[Stored records]
# # # # #

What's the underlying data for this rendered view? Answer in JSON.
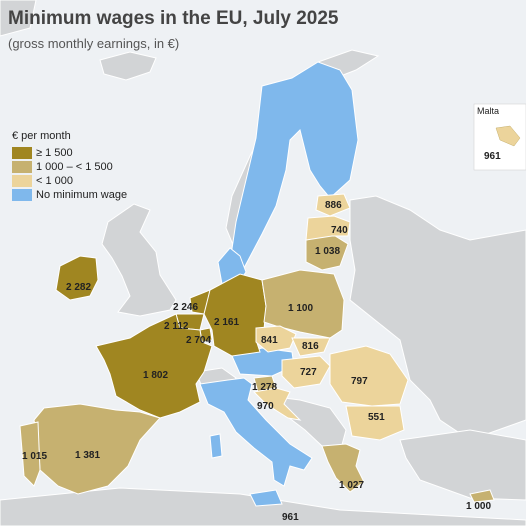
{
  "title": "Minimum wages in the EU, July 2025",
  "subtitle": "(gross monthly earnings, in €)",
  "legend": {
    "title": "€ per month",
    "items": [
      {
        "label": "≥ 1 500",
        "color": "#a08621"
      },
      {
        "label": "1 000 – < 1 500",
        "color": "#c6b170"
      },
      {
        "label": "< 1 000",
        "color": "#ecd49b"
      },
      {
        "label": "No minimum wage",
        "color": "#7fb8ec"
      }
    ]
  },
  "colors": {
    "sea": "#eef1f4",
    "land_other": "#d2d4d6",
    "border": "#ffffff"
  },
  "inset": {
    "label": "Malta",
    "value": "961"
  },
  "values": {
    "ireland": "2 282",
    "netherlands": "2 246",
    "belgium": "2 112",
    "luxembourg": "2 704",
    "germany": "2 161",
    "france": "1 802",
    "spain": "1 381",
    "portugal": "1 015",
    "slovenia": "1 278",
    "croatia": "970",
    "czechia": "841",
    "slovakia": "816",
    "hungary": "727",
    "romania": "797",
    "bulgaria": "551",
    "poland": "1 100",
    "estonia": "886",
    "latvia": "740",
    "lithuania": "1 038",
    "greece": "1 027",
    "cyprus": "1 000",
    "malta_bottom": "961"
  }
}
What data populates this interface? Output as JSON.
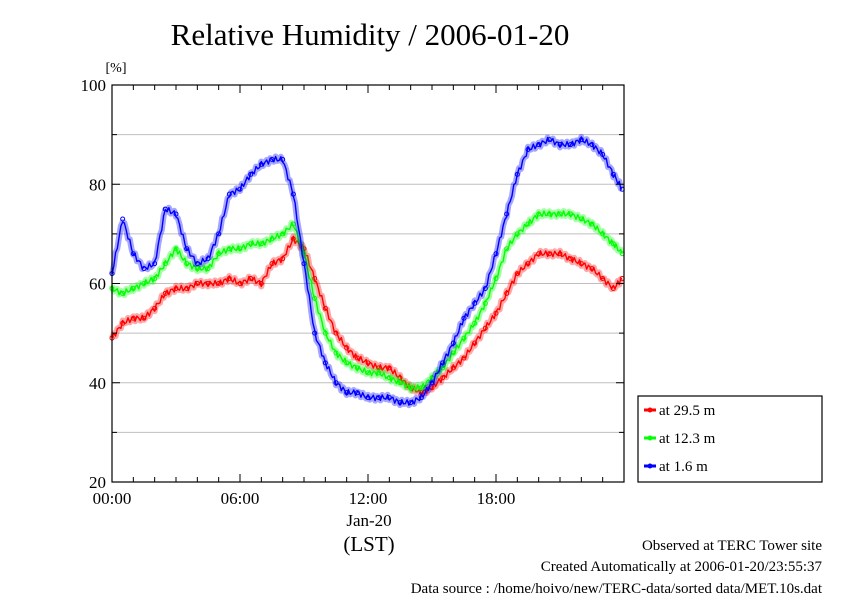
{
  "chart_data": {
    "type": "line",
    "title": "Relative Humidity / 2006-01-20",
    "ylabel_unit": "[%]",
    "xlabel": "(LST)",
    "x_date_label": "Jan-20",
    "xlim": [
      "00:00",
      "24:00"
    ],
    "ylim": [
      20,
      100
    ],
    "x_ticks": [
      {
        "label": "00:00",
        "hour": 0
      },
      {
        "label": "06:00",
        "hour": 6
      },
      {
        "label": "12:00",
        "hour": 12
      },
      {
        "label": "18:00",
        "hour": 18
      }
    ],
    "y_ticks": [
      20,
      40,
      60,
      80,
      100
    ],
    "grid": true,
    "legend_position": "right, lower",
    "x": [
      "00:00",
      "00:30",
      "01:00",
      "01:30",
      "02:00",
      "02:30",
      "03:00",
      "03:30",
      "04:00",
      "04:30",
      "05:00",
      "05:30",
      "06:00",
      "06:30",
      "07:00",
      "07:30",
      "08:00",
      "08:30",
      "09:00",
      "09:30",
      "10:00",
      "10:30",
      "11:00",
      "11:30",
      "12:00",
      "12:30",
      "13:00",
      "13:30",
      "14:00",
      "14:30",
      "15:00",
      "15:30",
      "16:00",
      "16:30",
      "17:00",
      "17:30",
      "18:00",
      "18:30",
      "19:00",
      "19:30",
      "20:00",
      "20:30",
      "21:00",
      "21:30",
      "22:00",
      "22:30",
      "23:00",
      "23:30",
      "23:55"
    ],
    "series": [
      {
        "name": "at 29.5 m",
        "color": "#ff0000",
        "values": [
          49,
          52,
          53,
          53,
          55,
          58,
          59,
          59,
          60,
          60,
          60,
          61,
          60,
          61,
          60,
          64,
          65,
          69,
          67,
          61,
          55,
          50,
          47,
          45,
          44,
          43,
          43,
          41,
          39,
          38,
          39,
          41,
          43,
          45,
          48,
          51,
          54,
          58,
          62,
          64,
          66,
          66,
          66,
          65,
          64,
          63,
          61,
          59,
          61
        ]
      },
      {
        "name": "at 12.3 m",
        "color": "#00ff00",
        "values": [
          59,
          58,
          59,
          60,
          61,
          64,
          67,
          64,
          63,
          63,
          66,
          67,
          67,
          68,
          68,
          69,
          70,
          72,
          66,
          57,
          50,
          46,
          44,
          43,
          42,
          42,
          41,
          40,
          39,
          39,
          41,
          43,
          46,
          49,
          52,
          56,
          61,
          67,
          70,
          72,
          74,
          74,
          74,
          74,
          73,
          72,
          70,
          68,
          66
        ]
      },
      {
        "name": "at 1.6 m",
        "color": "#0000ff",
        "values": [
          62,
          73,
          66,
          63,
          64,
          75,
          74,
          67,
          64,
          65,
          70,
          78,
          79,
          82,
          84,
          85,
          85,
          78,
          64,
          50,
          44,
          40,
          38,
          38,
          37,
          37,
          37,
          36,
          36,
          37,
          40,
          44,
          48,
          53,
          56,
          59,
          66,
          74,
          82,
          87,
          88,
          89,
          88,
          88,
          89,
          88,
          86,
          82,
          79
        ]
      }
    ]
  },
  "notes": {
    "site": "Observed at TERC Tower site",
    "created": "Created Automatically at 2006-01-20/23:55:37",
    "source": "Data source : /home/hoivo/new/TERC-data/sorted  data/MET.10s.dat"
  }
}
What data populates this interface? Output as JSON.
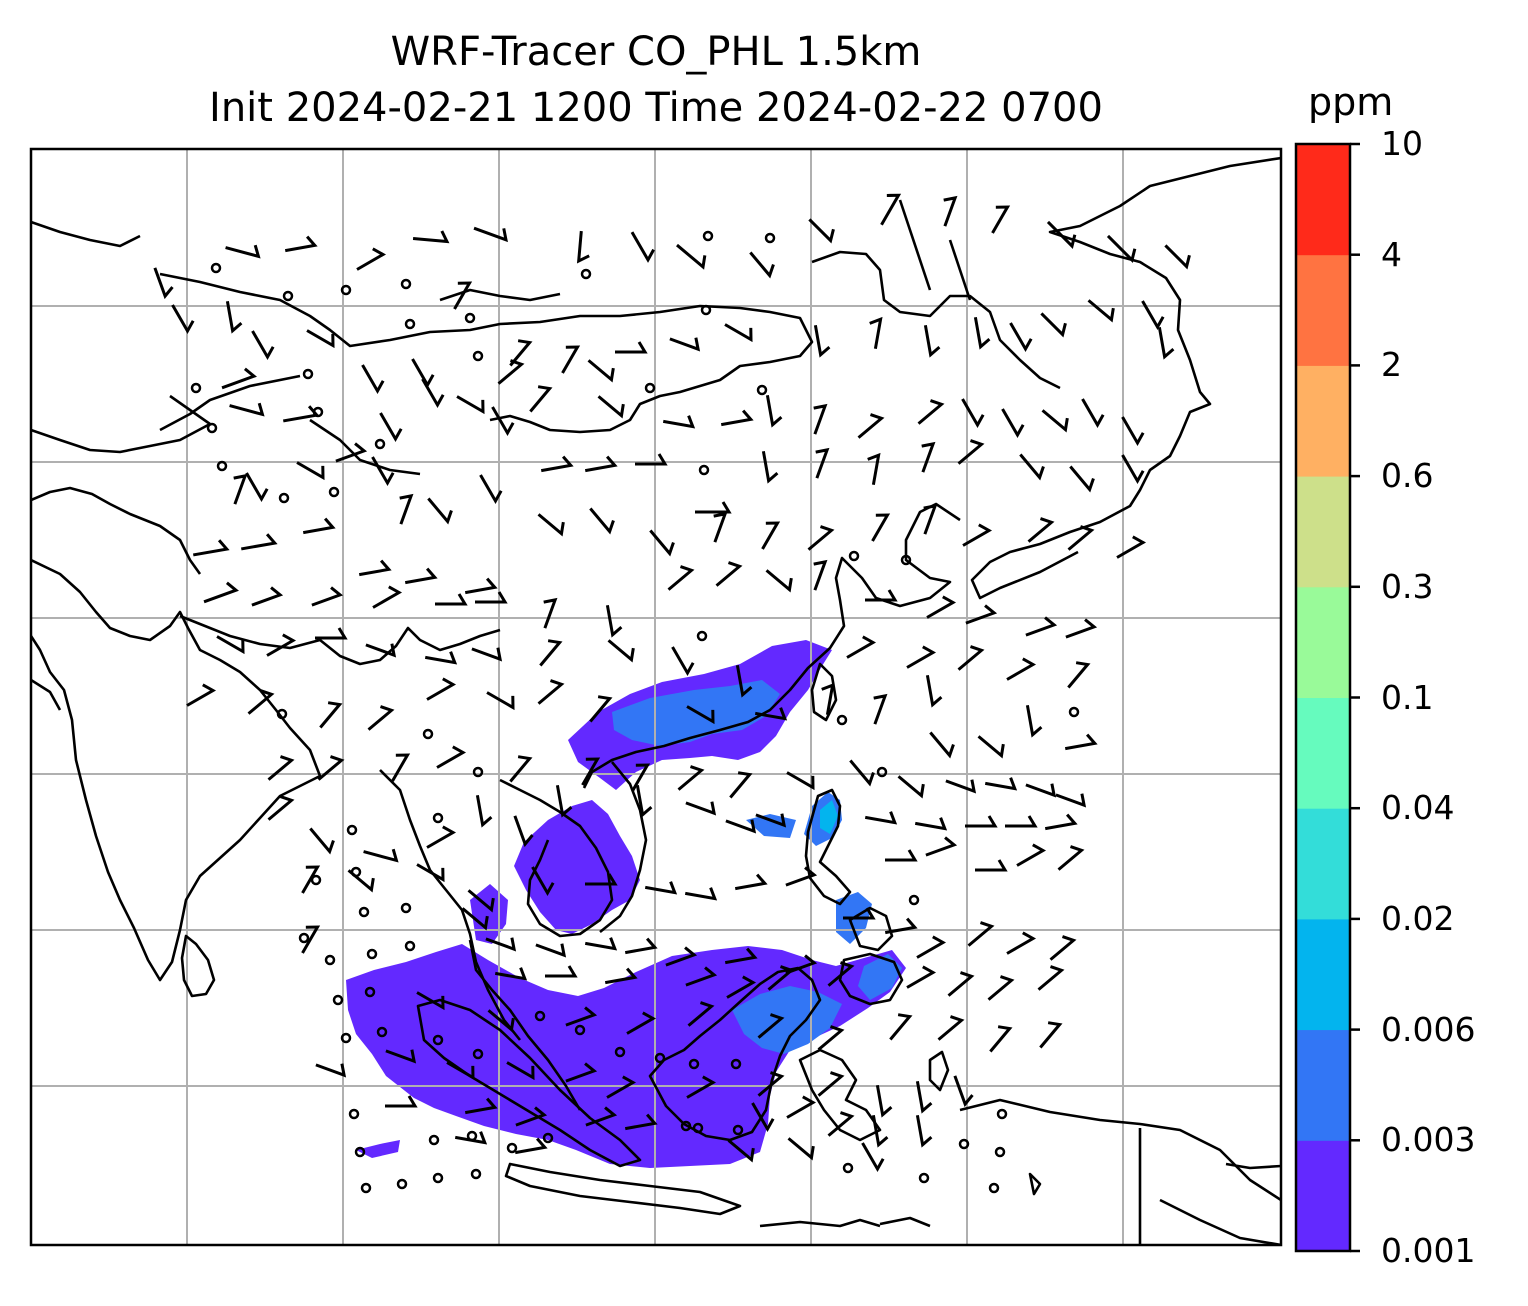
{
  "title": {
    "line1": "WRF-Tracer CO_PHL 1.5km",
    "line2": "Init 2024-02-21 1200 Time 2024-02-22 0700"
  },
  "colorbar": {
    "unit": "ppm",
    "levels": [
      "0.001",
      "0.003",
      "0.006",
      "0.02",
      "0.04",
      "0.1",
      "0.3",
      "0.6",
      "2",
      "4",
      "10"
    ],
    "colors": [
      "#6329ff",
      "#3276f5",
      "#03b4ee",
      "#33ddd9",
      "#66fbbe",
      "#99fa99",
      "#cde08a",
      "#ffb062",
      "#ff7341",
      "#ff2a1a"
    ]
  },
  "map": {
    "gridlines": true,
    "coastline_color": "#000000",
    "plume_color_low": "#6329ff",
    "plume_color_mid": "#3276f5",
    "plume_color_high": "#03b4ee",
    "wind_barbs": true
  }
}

# # # # #

Task details:
Lines that include the word "true" — how many are there in the data? Answer with the number alone.

Output for this task:
3